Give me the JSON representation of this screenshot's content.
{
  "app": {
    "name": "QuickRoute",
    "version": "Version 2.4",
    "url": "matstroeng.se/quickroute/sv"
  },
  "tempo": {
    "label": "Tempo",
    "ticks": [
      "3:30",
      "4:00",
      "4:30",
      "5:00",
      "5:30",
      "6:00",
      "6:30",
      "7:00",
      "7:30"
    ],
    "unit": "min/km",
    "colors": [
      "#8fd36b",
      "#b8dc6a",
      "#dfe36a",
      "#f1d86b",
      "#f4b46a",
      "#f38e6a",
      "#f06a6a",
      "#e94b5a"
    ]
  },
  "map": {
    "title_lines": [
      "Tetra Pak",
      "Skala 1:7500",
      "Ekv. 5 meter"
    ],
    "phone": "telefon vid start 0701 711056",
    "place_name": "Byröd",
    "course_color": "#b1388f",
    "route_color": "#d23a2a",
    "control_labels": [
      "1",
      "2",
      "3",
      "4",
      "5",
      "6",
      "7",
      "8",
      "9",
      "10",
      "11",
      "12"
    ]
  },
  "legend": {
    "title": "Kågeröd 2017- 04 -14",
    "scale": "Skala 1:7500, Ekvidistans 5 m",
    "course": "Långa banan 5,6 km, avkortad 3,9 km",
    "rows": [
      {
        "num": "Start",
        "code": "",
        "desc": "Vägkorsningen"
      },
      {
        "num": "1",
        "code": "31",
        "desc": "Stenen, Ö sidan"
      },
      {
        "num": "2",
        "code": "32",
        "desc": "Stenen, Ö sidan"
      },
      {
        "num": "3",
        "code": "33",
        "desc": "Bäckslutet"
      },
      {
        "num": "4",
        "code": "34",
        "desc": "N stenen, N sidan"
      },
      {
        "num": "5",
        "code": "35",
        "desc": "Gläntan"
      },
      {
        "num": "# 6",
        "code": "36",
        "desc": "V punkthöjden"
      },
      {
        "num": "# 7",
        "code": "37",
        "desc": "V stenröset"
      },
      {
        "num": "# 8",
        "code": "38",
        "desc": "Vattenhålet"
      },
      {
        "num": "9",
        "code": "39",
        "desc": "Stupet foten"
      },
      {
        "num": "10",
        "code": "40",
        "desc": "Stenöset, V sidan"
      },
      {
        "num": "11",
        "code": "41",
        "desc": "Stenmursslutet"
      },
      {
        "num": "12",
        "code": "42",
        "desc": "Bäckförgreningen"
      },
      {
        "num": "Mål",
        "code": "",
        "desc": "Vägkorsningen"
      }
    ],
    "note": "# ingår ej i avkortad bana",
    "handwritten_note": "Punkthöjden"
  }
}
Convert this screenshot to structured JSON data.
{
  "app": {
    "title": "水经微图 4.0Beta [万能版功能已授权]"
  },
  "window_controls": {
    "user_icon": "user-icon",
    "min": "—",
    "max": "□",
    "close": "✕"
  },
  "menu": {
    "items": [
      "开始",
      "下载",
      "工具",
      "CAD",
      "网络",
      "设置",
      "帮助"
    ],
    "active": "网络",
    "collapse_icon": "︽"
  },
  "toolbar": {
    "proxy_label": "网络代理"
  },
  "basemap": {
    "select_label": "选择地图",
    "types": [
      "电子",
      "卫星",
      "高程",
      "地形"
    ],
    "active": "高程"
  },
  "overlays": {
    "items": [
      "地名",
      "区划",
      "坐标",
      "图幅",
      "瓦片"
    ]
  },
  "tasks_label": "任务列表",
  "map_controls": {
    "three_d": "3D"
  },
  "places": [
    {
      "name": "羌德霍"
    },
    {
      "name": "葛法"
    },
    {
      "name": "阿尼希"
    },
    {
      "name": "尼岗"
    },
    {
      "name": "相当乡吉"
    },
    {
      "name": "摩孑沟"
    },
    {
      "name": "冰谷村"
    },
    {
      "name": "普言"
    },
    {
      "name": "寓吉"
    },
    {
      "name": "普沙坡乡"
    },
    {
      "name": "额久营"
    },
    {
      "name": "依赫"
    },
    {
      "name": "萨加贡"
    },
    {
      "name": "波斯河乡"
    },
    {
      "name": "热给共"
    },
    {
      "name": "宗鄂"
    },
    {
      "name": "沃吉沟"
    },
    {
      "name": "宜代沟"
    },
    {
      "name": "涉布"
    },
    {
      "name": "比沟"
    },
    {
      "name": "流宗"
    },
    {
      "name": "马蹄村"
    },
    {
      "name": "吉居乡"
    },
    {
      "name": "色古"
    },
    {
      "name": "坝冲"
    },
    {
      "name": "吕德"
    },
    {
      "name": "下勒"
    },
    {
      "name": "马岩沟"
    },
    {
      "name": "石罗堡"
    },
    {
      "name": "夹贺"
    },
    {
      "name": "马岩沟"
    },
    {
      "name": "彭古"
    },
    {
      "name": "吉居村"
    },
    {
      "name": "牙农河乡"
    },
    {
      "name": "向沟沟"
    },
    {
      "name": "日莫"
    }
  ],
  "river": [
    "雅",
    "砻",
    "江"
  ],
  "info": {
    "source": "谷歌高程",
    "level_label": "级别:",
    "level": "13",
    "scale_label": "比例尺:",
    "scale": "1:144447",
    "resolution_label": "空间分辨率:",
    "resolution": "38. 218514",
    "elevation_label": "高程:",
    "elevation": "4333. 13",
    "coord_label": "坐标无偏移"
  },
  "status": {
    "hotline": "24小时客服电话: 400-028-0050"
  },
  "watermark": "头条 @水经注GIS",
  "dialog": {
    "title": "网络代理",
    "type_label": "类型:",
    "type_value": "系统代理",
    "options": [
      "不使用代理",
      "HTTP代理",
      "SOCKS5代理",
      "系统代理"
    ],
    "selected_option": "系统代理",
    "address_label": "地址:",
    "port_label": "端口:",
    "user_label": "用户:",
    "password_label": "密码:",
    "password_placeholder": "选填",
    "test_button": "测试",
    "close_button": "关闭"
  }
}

────

All the data must be duplicated exactly, with nothing added or removed.

## [Task output]
Give me the JSON representation of this screenshot's content.
{
  "app": {
    "name": "QuickRoute",
    "version": "Version 2.4",
    "url": "matstroeng.se/quickroute/sv"
  },
  "tempo": {
    "label": "Tempo",
    "ticks": [
      "3:30",
      "4:00",
      "4:30",
      "5:00",
      "5:30",
      "6:00",
      "6:30",
      "7:00",
      "7:30"
    ],
    "unit": "min/km",
    "colors": [
      "#8fd36b",
      "#b8dc6a",
      "#dfe36a",
      "#f1d86b",
      "#f4b46a",
      "#f38e6a",
      "#f06a6a",
      "#e94b5a"
    ]
  },
  "map": {
    "title_lines": [
      "Tetra Pak",
      "Skala 1:7500",
      "Ekv. 5 meter"
    ],
    "phone": "telefon vid start 0701 711056",
    "place_name": "Byröd",
    "course_color": "#b1388f",
    "route_color": "#d23a2a",
    "control_labels": [
      "1",
      "2",
      "3",
      "4",
      "5",
      "6",
      "7",
      "8",
      "9",
      "10",
      "11",
      "12"
    ]
  },
  "legend": {
    "title": "Kågeröd 2017- 04 -14",
    "scale": "Skala 1:7500, Ekvidistans 5 m",
    "course": "Långa banan 5,6 km, avkortad 3,9 km",
    "rows": [
      {
        "num": "Start",
        "code": "",
        "desc": "Vägkorsningen"
      },
      {
        "num": "1",
        "code": "31",
        "desc": "Stenen, Ö sidan"
      },
      {
        "num": "2",
        "code": "32",
        "desc": "Stenen, Ö sidan"
      },
      {
        "num": "3",
        "code": "33",
        "desc": "Bäckslutet"
      },
      {
        "num": "4",
        "code": "34",
        "desc": "N stenen, N sidan"
      },
      {
        "num": "5",
        "code": "35",
        "desc": "Gläntan"
      },
      {
        "num": "# 6",
        "code": "36",
        "desc": "V punkthöjden"
      },
      {
        "num": "# 7",
        "code": "37",
        "desc": "V stenröset"
      },
      {
        "num": "# 8",
        "code": "38",
        "desc": "Vattenhålet"
      },
      {
        "num": "9",
        "code": "39",
        "desc": "Stupet foten"
      },
      {
        "num": "10",
        "code": "40",
        "desc": "Stenöset, V sidan"
      },
      {
        "num": "11",
        "code": "41",
        "desc": "Stenmursslutet"
      },
      {
        "num": "12",
        "code": "42",
        "desc": "Bäckförgreningen"
      },
      {
        "num": "Mål",
        "code": "",
        "desc": "Vägkorsningen"
      }
    ],
    "note": "# ingår ej i avkortad bana",
    "handwritten_note": "Punkthöjden"
  }
}
Convert this screenshot to structured JSON data.
{
  "app": {
    "title": "水经微图 4.0Beta [万能版功能已授权]"
  },
  "window_controls": {
    "user_icon": "user-icon",
    "min": "—",
    "max": "□",
    "close": "✕"
  },
  "menu": {
    "items": [
      "开始",
      "下载",
      "工具",
      "CAD",
      "网络",
      "设置",
      "帮助"
    ],
    "active": "网络",
    "collapse_icon": "︽"
  },
  "toolbar": {
    "proxy_label": "网络代理"
  },
  "basemap": {
    "select_label": "选择地图",
    "types": [
      "电子",
      "卫星",
      "高程",
      "地形"
    ],
    "active": "高程"
  },
  "overlays": {
    "items": [
      "地名",
      "区划",
      "坐标",
      "图幅",
      "瓦片"
    ]
  },
  "tasks_label": "任务列表",
  "map_controls": {
    "three_d": "3D"
  },
  "places": [
    {
      "name": "羌德霍"
    },
    {
      "name": "葛法"
    },
    {
      "name": "阿尼希"
    },
    {
      "name": "尼岗"
    },
    {
      "name": "相当乡吉"
    },
    {
      "name": "摩孑沟"
    },
    {
      "name": "冰谷村"
    },
    {
      "name": "普言"
    },
    {
      "name": "寓吉"
    },
    {
      "name": "普沙坡乡"
    },
    {
      "name": "额久营"
    },
    {
      "name": "依赫"
    },
    {
      "name": "萨加贡"
    },
    {
      "name": "波斯河乡"
    },
    {
      "name": "热给共"
    },
    {
      "name": "宗鄂"
    },
    {
      "name": "沃吉沟"
    },
    {
      "name": "宜代沟"
    },
    {
      "name": "涉布"
    },
    {
      "name": "比沟"
    },
    {
      "name": "流宗"
    },
    {
      "name": "马蹄村"
    },
    {
      "name": "吉居乡"
    },
    {
      "name": "色古"
    },
    {
      "name": "坝冲"
    },
    {
      "name": "吕德"
    },
    {
      "name": "下勒"
    },
    {
      "name": "马岩沟"
    },
    {
      "name": "石罗堡"
    },
    {
      "name": "夹贺"
    },
    {
      "name": "马岩沟"
    },
    {
      "name": "彭古"
    },
    {
      "name": "吉居村"
    },
    {
      "name": "牙农河乡"
    },
    {
      "name": "向沟沟"
    },
    {
      "name": "日莫"
    }
  ],
  "river": [
    "雅",
    "砻",
    "江"
  ],
  "info": {
    "source": "谷歌高程",
    "level_label": "级别:",
    "level": "13",
    "scale_label": "比例尺:",
    "scale": "1:144447",
    "resolution_label": "空间分辨率:",
    "resolution": "38. 218514",
    "elevation_label": "高程:",
    "elevation": "4333. 13",
    "coord_label": "坐标无偏移"
  },
  "status": {
    "hotline": "24小时客服电话: 400-028-0050"
  },
  "watermark": "头条 @水经注GIS",
  "dialog": {
    "title": "网络代理",
    "type_label": "类型:",
    "type_value": "系统代理",
    "options": [
      "不使用代理",
      "HTTP代理",
      "SOCKS5代理",
      "系统代理"
    ],
    "selected_option": "系统代理",
    "address_label": "地址:",
    "port_label": "端口:",
    "user_label": "用户:",
    "password_label": "密码:",
    "password_placeholder": "选填",
    "test_button": "测试",
    "close_button": "关闭"
  }
}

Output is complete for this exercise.